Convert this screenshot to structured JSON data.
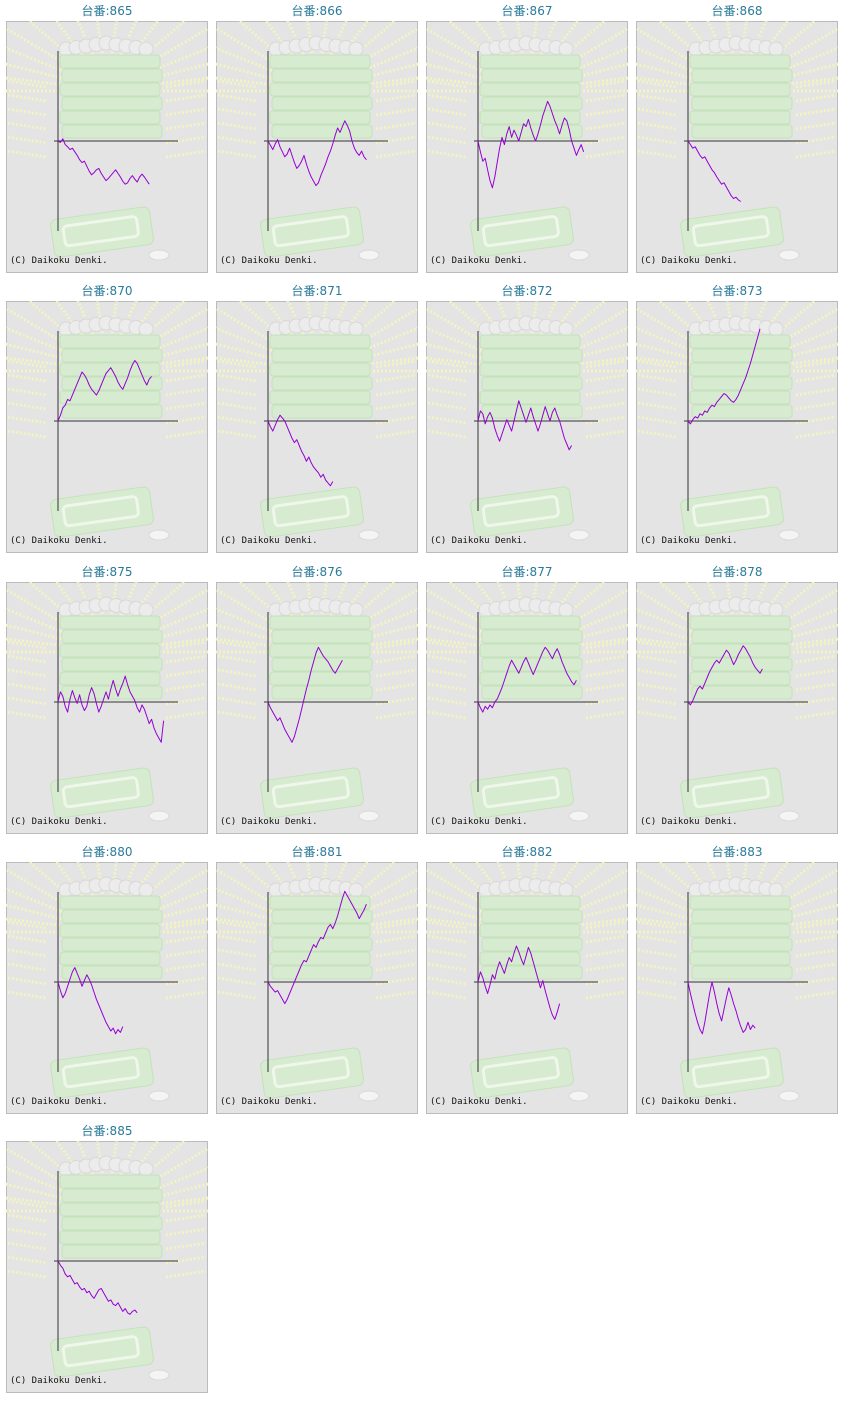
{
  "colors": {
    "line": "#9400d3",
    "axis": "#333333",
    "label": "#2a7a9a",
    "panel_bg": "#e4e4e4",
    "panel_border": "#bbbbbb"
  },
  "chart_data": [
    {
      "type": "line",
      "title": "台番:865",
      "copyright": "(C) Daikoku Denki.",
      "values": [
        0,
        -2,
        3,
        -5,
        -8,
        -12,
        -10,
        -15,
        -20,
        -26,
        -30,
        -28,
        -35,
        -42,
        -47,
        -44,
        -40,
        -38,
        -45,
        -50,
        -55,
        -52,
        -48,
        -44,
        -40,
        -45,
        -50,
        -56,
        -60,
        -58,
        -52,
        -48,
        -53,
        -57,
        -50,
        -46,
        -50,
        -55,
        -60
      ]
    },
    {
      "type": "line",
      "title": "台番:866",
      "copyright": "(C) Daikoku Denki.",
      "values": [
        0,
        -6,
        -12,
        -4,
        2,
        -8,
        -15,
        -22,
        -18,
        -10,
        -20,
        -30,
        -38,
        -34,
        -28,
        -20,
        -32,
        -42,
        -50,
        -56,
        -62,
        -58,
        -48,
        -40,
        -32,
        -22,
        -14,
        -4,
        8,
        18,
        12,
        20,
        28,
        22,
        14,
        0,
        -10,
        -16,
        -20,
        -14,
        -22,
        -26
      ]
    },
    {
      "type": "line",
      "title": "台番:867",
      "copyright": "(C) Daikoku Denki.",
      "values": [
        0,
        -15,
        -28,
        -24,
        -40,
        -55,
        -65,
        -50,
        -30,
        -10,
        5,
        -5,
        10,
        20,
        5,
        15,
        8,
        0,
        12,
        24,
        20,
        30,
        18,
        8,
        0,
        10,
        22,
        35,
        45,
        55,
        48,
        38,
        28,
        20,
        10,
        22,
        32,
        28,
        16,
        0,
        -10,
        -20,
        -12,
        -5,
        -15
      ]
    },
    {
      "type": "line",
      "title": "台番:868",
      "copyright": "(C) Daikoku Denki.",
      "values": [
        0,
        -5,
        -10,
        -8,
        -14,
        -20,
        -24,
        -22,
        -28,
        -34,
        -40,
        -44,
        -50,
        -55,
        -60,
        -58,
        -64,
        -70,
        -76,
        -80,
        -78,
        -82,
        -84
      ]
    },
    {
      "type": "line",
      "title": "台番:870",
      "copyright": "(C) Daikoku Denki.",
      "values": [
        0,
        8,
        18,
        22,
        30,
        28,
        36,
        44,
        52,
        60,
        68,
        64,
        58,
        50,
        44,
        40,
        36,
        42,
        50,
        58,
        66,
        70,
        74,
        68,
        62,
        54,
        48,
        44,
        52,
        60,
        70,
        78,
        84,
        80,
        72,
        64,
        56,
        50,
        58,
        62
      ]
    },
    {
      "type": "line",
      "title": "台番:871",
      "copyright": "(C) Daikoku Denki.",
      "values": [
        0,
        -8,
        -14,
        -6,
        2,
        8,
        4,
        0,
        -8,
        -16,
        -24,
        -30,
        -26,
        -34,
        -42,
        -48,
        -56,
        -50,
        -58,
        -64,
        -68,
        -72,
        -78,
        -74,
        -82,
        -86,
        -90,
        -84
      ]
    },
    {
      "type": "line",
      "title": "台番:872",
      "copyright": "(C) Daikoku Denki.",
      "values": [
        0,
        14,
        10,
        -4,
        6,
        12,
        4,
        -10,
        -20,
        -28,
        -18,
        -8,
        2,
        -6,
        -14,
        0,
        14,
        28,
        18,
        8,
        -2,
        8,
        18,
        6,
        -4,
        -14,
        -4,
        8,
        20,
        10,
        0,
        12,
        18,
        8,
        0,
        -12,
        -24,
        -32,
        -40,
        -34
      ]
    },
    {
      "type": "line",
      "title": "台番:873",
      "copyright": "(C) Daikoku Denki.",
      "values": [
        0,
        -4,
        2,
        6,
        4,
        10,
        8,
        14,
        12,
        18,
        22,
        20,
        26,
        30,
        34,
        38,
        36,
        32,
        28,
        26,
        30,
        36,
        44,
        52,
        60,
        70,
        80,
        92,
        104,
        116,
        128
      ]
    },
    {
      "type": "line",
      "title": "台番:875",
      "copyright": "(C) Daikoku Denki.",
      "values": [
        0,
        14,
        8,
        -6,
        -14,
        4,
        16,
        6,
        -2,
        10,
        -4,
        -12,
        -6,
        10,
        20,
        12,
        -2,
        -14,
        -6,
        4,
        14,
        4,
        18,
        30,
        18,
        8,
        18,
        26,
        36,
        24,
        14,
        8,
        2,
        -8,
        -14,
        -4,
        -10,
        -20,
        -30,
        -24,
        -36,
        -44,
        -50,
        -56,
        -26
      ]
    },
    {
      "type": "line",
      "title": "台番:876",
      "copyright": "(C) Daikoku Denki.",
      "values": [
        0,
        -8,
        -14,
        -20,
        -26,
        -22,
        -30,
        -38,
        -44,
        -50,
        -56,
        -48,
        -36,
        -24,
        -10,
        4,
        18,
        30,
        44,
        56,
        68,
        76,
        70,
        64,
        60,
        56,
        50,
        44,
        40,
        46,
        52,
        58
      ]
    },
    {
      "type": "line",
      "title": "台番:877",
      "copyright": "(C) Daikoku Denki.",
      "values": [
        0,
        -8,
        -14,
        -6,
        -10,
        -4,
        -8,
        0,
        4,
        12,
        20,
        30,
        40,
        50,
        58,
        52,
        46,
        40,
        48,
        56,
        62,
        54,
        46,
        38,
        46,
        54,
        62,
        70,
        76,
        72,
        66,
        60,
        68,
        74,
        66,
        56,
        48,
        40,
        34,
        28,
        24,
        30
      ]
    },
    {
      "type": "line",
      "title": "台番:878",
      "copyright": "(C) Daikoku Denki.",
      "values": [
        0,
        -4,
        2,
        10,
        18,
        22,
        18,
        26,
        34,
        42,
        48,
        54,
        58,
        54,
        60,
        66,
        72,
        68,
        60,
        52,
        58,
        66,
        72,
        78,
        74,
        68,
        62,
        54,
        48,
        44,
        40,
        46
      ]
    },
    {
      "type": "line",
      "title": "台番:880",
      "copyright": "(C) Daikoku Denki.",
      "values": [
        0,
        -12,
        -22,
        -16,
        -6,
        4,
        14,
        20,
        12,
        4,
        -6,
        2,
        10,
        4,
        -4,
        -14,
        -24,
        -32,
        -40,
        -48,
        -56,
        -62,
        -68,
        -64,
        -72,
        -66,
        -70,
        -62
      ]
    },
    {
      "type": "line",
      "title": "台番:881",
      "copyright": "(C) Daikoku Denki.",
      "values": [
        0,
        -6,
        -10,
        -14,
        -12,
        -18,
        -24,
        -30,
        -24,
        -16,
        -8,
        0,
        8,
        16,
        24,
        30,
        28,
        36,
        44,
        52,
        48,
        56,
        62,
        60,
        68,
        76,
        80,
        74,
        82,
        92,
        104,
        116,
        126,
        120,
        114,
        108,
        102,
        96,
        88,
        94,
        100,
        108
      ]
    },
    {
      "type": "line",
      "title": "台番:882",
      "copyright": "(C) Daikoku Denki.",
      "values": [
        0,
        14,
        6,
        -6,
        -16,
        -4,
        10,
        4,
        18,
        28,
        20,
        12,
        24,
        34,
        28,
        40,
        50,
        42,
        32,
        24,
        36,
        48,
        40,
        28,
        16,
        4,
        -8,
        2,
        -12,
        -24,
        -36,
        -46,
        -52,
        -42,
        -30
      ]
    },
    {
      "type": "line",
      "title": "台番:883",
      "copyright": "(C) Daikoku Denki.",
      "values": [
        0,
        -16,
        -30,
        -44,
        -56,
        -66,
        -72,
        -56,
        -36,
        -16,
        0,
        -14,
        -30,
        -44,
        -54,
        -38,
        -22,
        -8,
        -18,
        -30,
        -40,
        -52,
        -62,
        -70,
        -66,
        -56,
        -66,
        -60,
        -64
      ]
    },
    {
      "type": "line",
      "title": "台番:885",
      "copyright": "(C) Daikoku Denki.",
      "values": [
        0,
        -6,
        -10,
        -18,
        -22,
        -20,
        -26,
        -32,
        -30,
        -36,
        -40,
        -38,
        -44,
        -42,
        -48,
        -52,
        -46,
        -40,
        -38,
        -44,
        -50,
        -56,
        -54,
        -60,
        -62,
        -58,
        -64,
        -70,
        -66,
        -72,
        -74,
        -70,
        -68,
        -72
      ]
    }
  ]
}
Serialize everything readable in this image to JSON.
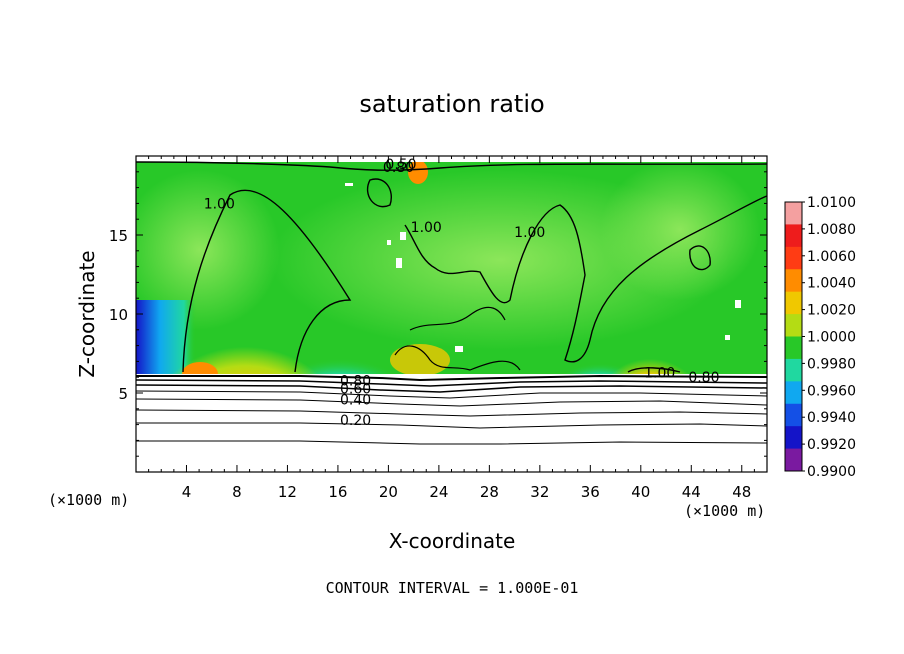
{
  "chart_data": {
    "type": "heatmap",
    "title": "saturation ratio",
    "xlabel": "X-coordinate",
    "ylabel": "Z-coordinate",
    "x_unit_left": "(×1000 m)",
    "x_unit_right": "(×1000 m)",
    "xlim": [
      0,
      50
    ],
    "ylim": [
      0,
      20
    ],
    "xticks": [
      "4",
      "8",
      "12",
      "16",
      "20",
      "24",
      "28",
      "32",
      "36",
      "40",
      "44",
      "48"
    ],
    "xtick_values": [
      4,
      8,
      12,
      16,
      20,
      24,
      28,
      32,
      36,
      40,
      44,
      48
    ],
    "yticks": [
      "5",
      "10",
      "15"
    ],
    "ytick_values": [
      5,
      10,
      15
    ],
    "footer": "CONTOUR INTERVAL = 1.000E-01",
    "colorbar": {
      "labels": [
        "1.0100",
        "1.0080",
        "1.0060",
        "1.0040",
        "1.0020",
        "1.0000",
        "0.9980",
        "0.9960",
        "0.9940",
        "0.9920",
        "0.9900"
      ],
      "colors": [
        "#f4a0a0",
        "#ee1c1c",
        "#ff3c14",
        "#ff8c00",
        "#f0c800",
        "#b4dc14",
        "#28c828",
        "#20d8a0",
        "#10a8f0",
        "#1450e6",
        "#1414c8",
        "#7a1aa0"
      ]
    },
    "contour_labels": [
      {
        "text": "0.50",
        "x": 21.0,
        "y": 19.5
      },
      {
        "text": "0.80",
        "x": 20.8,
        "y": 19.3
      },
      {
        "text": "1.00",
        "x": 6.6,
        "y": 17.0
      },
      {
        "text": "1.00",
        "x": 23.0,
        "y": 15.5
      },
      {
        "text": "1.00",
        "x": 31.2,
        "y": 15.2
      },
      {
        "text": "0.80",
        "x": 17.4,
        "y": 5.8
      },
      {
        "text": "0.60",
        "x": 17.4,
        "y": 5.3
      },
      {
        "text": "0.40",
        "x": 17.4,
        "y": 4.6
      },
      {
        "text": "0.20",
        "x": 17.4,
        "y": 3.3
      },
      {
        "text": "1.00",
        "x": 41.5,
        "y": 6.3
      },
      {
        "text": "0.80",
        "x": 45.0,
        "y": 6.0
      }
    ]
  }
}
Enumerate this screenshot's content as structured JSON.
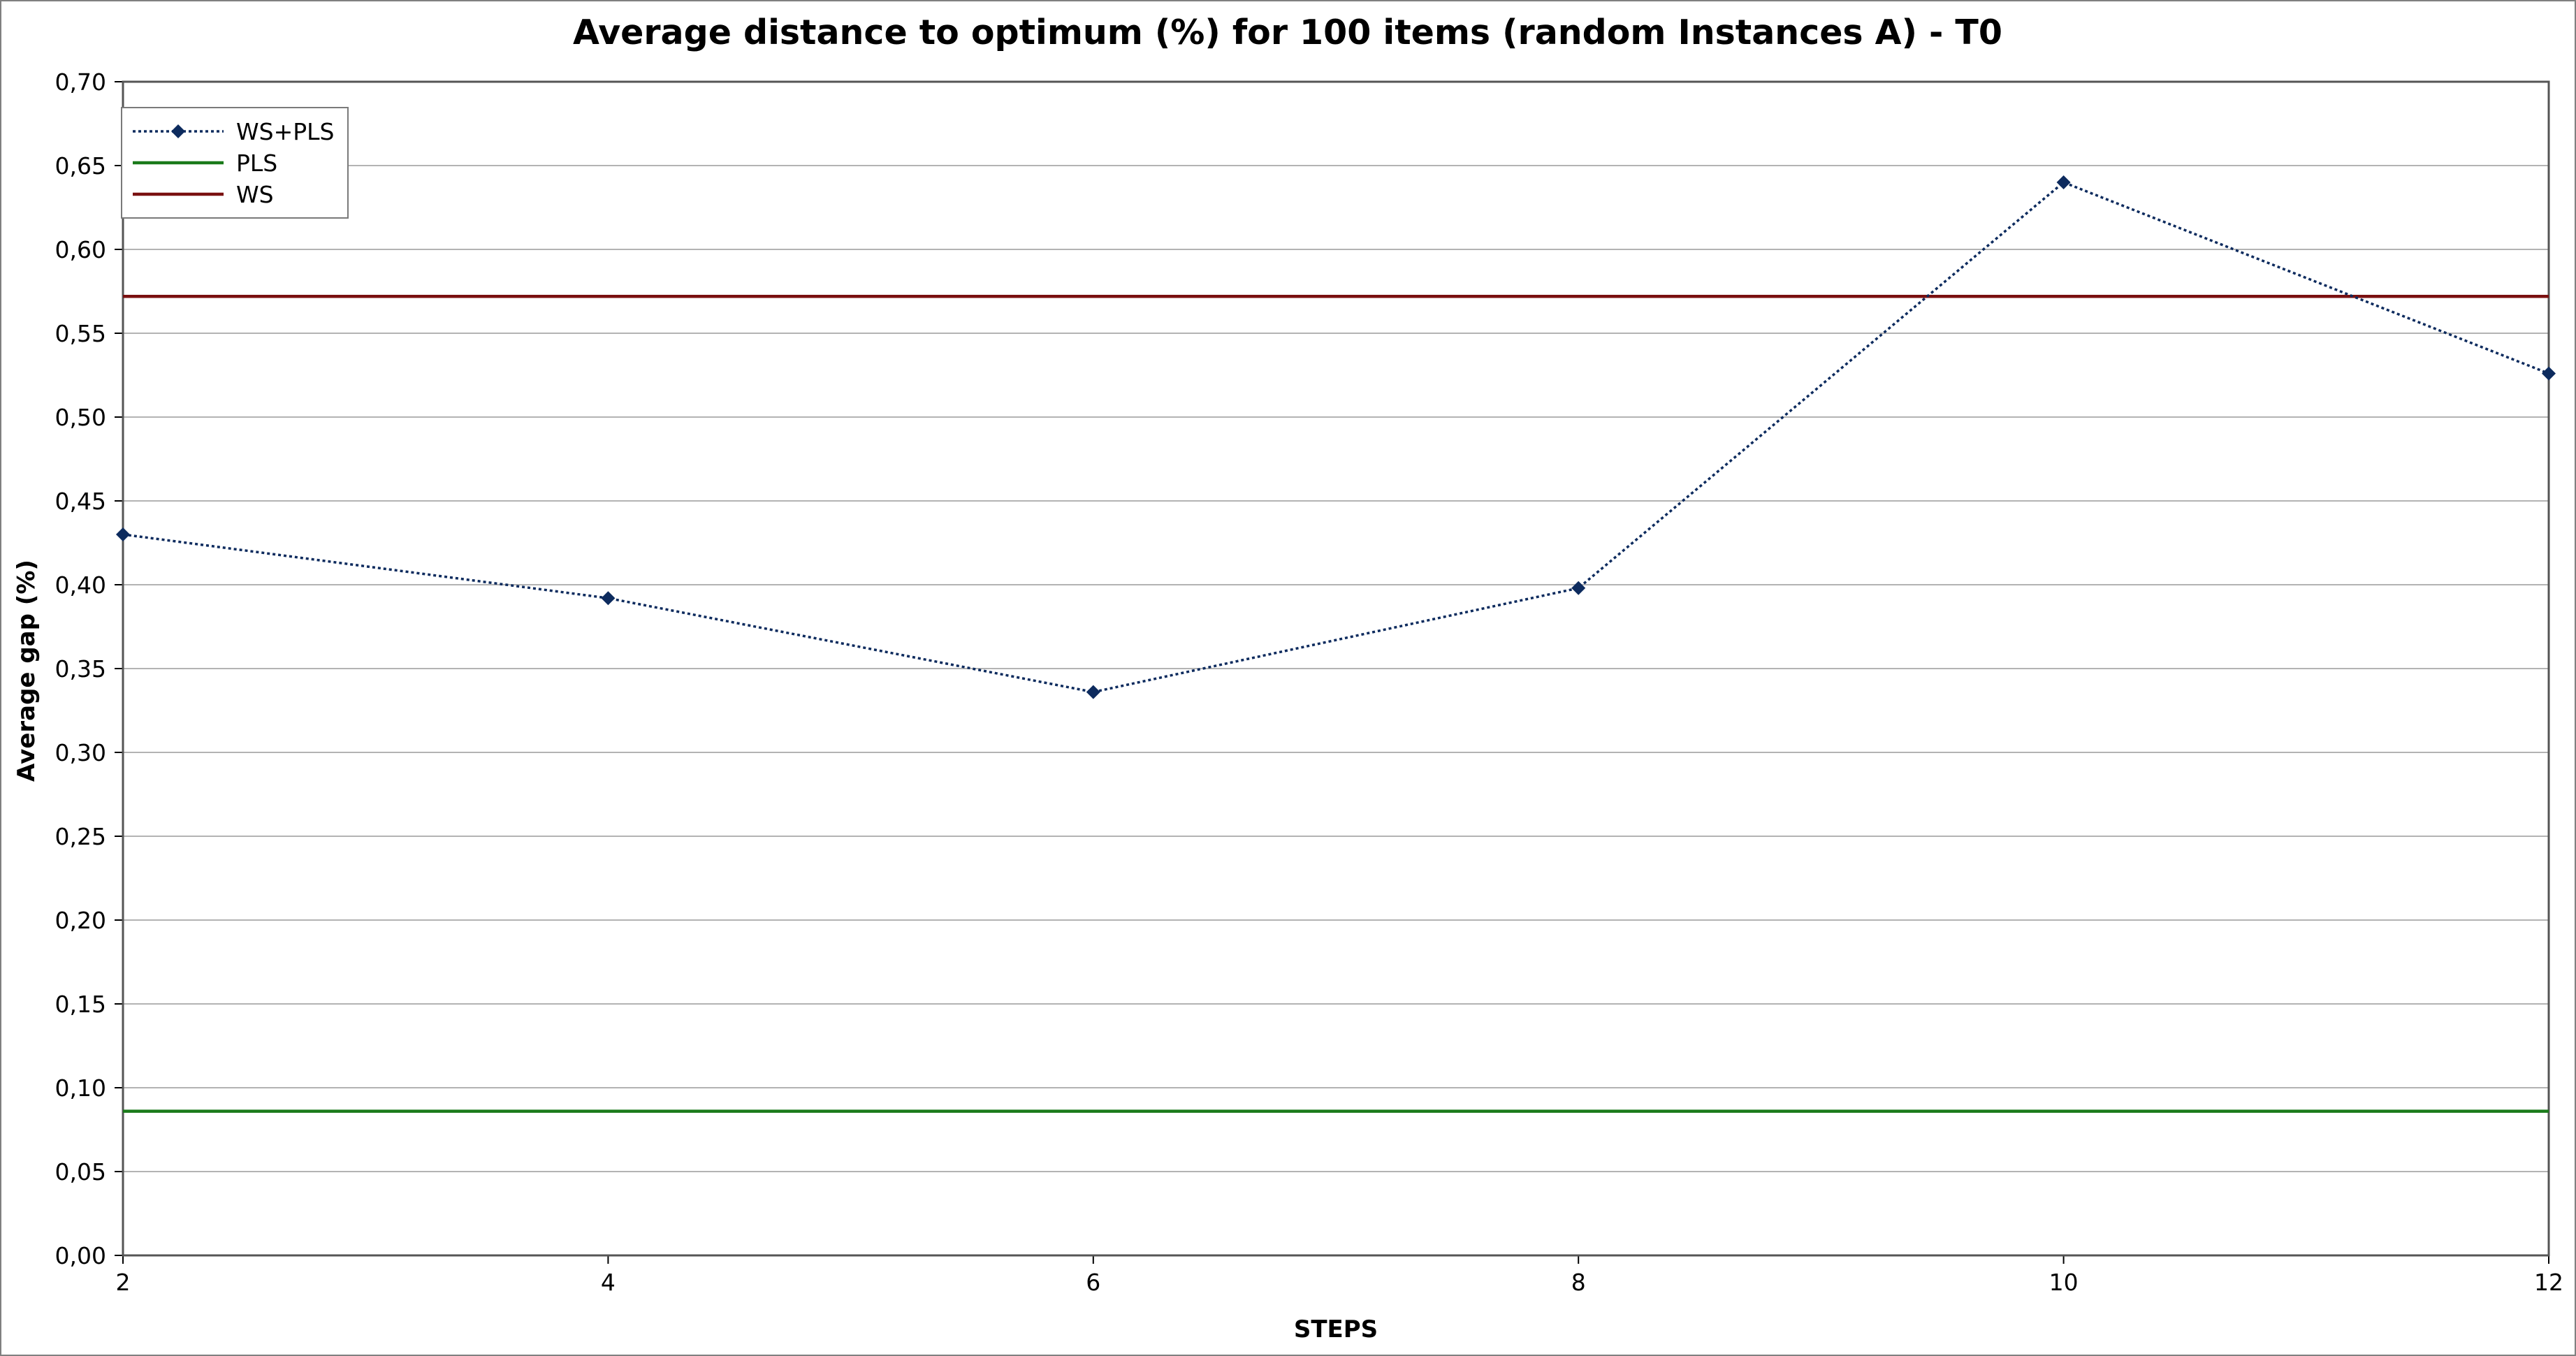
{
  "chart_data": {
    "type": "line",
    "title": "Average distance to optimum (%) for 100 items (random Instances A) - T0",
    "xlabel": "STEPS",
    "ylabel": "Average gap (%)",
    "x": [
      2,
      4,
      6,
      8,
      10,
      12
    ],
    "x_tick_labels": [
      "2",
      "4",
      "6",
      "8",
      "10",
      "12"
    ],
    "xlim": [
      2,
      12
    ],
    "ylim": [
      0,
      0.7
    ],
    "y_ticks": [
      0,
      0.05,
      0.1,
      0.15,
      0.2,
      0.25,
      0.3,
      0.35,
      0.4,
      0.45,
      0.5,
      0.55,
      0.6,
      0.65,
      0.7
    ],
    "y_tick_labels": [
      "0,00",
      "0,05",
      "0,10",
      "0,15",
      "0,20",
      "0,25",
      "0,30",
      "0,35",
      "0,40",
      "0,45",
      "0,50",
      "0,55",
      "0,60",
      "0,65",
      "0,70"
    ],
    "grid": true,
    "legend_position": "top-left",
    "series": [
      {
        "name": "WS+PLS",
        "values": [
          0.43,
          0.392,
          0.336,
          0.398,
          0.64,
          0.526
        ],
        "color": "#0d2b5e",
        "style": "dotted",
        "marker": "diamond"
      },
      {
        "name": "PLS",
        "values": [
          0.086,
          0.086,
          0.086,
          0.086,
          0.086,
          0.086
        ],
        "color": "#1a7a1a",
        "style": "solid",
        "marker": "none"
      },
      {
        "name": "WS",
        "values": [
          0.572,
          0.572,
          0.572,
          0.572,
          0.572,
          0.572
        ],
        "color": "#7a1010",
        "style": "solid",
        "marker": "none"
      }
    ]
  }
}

▶ **TASK BRIEF**
Copy all lines from the listing that contain "ylabel".

▶ **SOLUTION TO THE PROBLEM**
    "ylabel": "Z-coordinate",
    "ylabel": "Average gap (%)",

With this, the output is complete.